### PROVIDED TEXT

%%

MVSFORUMS.com

karavi2000 · Posted: Fri Aug 10, 2007 5:00 pm Post subject: XML PARSE issue

Hi,
We receive vendor data in the form of XML files and we were planning to put an application using Cobol's XML PARSE to parse it and update in the database.

Now, I see there is a restriction in XML PARSE that it cannot parse '&' and '<' symbols. But we can have these symbols in our files and we don't have control over that and I don't want to replace these symbols and parse it and then change it back to its original value. Is there any other way around. (Also I cannot include CDATA tag as this is the file from vendor). Please let us know.

Thanks & Regards,
Ravishankar

CICS Guy · Intermediate Joined: 30 Apr 2007 Posts: 292 Topics: 3

Could you point me to where is says you can't parse '&' and '<'?
I haven't run into that restriction, and my current production data too, could have that content.

semigeezer · Posted: Sat Aug 11, 2007 3:34 pm Post subject:

< and & aren't, as far as I know(*), valid in well formed XML. To represent these, you need to use the XML entities <, &, etc. If you are receiving invalid XML from a third party and have to use a compliant XML parser, you will need to massage (preprocess) the data yourself. It is easy for things like '&' but you will need to insure that < does not start a valid tag. This may or may not be hard if you know the valid tags ahead of time. You might want to do this using a language that has better parsing capabilities than COBOL (**).

* I don't really know XML well, but have used the occasional Java parser for it.
** I also don't know COBOL well -- just enough be dangerous Smile

-- but from what I've seen and written in COBOL, almost any language is better at string parsing than COBOL. Guess I'm spoiled by Rexx, PL/I & Java

dbzTHEdinosauer · Posted: Sun Aug 12, 2007 4:15 am Post subject:

actually this is 4.0xhtml compliance requirements. in all farness to the ibm xmlparser, it is written in c and is close to state of the art, and complies with the JAN2007 xpath/xquery/xlst agreement - which is industry best practice. and will continue to comply - which means that you have to have your systems people stay up-to-date with apars and releases. (same problem as dfsort.)

karavi2000,

the problem of second-rate/garbage xml generation was a problem with the early edi back in the 80's. as semigeezer said, you have to pre-process these files, which means you have to recognize them.

Past experience: each originator had his own version of bastardization. Back in the edi days (before the web), the IP's (for a price) would normalize the files. Now-a-days, that is pretty expensive.

Tis is going to occur for more than one of your vendors - the old if you want my business, eat my ****. Don't expect too much support from marketing/management, just make sure they realize the development costs and take that into consideration with pricing.

Some xml validators will actually tell you what is invalid and where so that you can find it and correct the problem - but these are not free- they love to sell corporate licenses.

If you write it yourself, design it well. we had over 1000 edi customers and it required a rather large 'normalization' and denormalization sub-system in addition to the edi translater (xml parser in your case). yeah, plan for the fact that the vendors that send you garbage, expect garbage and may not ever be compliant with current standards.

%%

### STATED GOAL A
Return the rows from the line with "- text-line: prend" to the line with "- page-number: 571: [721, 34, 760, 58]", both included, copied unchanged.

### DATA IN THIS EXERCISE
%%

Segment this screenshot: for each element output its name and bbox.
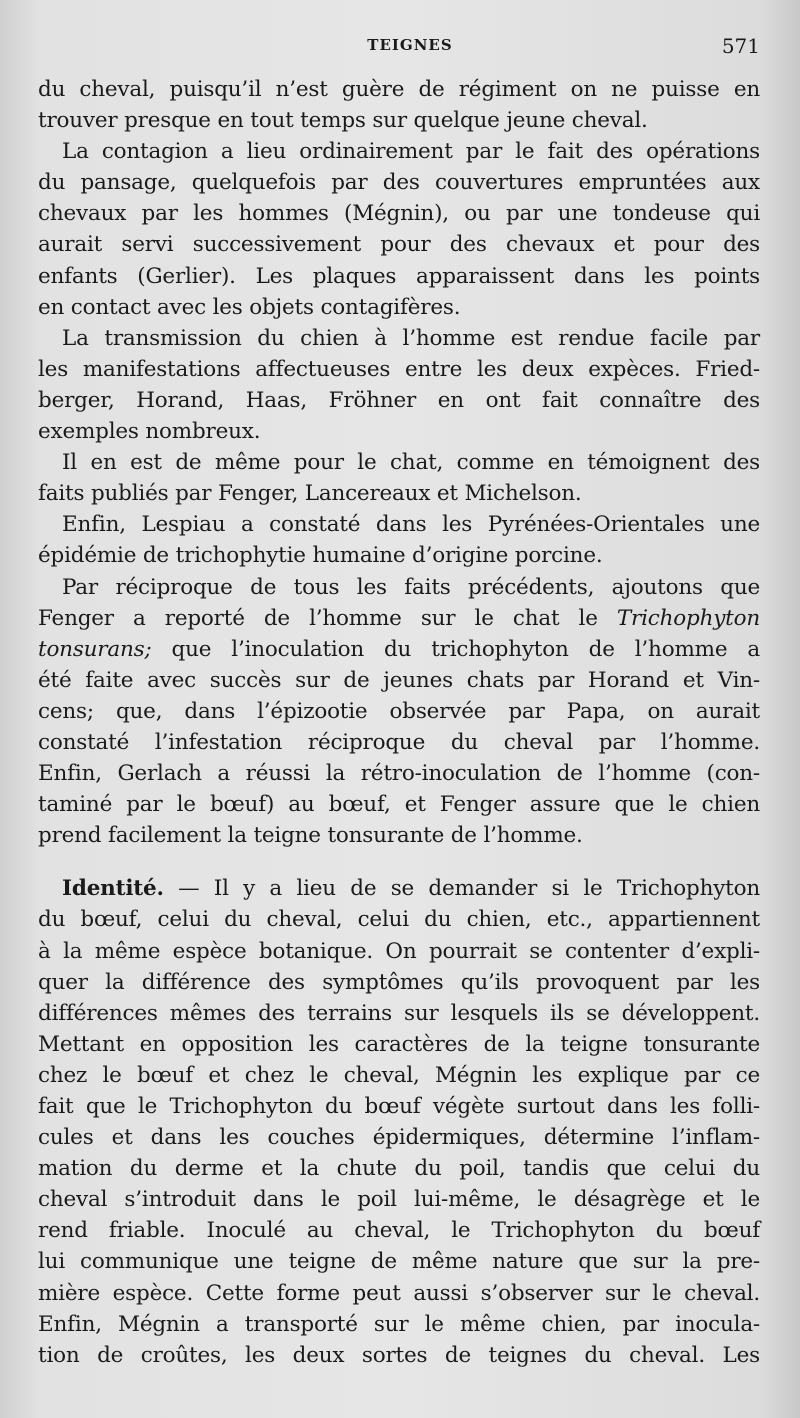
- text-line: prend facilement la teigne tonsurante de l’homme.: [38, 823, 583, 849]
- text-line: trouver presque en tout temps sur quelque jeune cheval.: [38, 108, 648, 134]
- text-line: taminé par le bœuf) au bœuf, et Fenger assure que le chien: [38, 792, 760, 818]
- page-number: 571: [721, 34, 760, 58]
- text-line: Mettant en opposition les caractères de la teigne tonsurante: [38, 1031, 760, 1057]
- text-line: enfants (Gerlier). Les plaques apparaissent dans les points: [38, 263, 760, 289]
- text-line: mière espèce. Cette forme peut aussi s’observer sur le cheval.: [38, 1280, 760, 1306]
- text-line: Par réciproque de tous les faits précédents, ajoutons que: [62, 574, 760, 600]
- text-line: La contagion a lieu ordinairement par le fait des opérations: [62, 139, 760, 165]
- section-heading: Identité.: [62, 876, 164, 902]
- text-line: Il en est de même pour le chat, comme en témoignent des: [62, 450, 760, 476]
- text-run: — Il y a lieu de se demander si le Trichophyton: [163, 876, 760, 902]
- text-line: fait que le Trichophyton du bœuf végète surtout dans les folli-: [38, 1094, 760, 1119]
- text-line: du pansage, quelquefois par des couvertures empruntées aux: [38, 170, 760, 196]
- text-line: différences mêmes des terrains sur lesquels ils se développent.: [38, 1000, 760, 1026]
- text-line: du bœuf, celui du cheval, celui du chien, etc., appartiennent: [38, 907, 760, 933]
- text-line: La transmission du chien à l’homme est rendue facile par: [62, 325, 760, 351]
- text-line: en contact avec les objets contagifères.: [38, 294, 461, 320]
- text-line: Enfin, Mégnin a transporté sur le même chien, par inocula-: [38, 1311, 760, 1337]
- text-line: épidémie de trichophytie humaine d’origine porcine.: [38, 543, 603, 569]
- text-line: chevaux par les hommes (Mégnin), ou par une tondeuse qui: [38, 201, 760, 227]
- text-line: été faite avec succès sur de jeunes chats par Horand et Vin-: [38, 667, 760, 693]
- text-line: faits publiés par Fenger, Lancereaux et Michelson.: [38, 481, 582, 507]
- text-line: cens; que, dans l’épizootie observée par Papa, on aurait: [38, 698, 760, 724]
- text-line: Enfin, Lespiau a constaté dans les Pyrénées-Orientales une: [62, 512, 760, 538]
- text-line: les manifestations affectueuses entre les deux expèces. Fried-: [38, 356, 760, 382]
- text-line: à la même espèce botanique. On pourrait se contenter d’expli-: [38, 938, 760, 964]
- text-line: lui communique une teigne de même nature que sur la pre-: [38, 1249, 760, 1275]
- body-text: [38, 74, 760, 1371]
- text-line: quer la différence des symptômes qu’ils provoquent par les: [38, 969, 760, 995]
- text-line: chez le bœuf et chez le cheval, Mégnin les explique par ce: [38, 1062, 760, 1088]
- italic-term: tonsurans;: [38, 636, 152, 662]
- italic-term: Trichophyton: [616, 605, 760, 631]
- text-run: que l’inoculation du trichophyton de l’homme a: [151, 636, 760, 662]
- text-line: rend friable. Inoculé au cheval, le Trichophyton du bœuf: [38, 1218, 760, 1244]
- text-line: exemples nombreux.: [38, 419, 261, 445]
- text-line: mation du derme et la chute du poil, tandis que celui du: [38, 1156, 760, 1182]
- text-line: aurait servi successivement pour des chevaux et pour des: [38, 232, 760, 258]
- text-line: [38, 873, 760, 904]
- text-line: cules et dans les couches épidermiques, détermine l’inflam-: [38, 1125, 760, 1151]
- running-title: TEIGNES: [367, 36, 453, 54]
- text-line: constaté l’infestation réciproque du cheval par l’homme.: [38, 729, 760, 755]
- text-line: tion de croûtes, les deux sortes de teignes du cheval. Les: [38, 1342, 760, 1368]
- text-run: Fenger a reporté de l’homme sur le chat le: [38, 605, 617, 631]
- text-line: berger, Horand, Haas, Fröhner en ont fait connaître des: [38, 387, 760, 413]
- text-line: cheval s’introduit dans le poil lui-même, le désagrège et le: [38, 1187, 760, 1213]
- paragraph-gap: [38, 851, 760, 873]
- text-line: [38, 603, 760, 634]
- running-head: [0, 34, 800, 58]
- text-line: [38, 634, 760, 665]
- text-line: du cheval, puisqu’il n’est guère de régiment on ne puisse en: [38, 77, 760, 102]
- text-line: Enfin, Gerlach a réussi la rétro-inoculation de l’homme (con-: [38, 761, 760, 787]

%%

### STATED GOAL B
From "Tis is going" to "with current standards." in the XML PARSE thread, reproduce the passage with "licenses" changed to "subscriptions".

### EXERCISE SOLUTION A
- text-line: prend facilement la teigne tonsurante de l’homme.: [38, 823, 583, 849]
- text-line: trouver presque en tout temps sur quelque jeune cheval.: [38, 108, 648, 134]
- text-line: taminé par le bœuf) au bœuf, et Fenger assure que le chien: [38, 792, 760, 818]
- page-number: 571: [721, 34, 760, 58]

### EXERCISE SOLUTION B
Tis is going to occur for more than one of your vendors - the old if you want my business, eat my ****. Don't expect too much support from marketing/management, just make sure they realize the development costs and take that into consideration with pricing.

Some xml validators will actually tell you what is invalid and where so that you can find it and correct the problem - but these are not free- they love to sell corporate subscriptions.

If you write it yourself, design it well. we had over 1000 edi customers and it required a rather large 'normalization' and denormalization sub-system in addition to the edi translater (xml parser in your case). yeah, plan for the fact that the vendors that send you garbage, expect garbage and may not ever be compliant with current standards.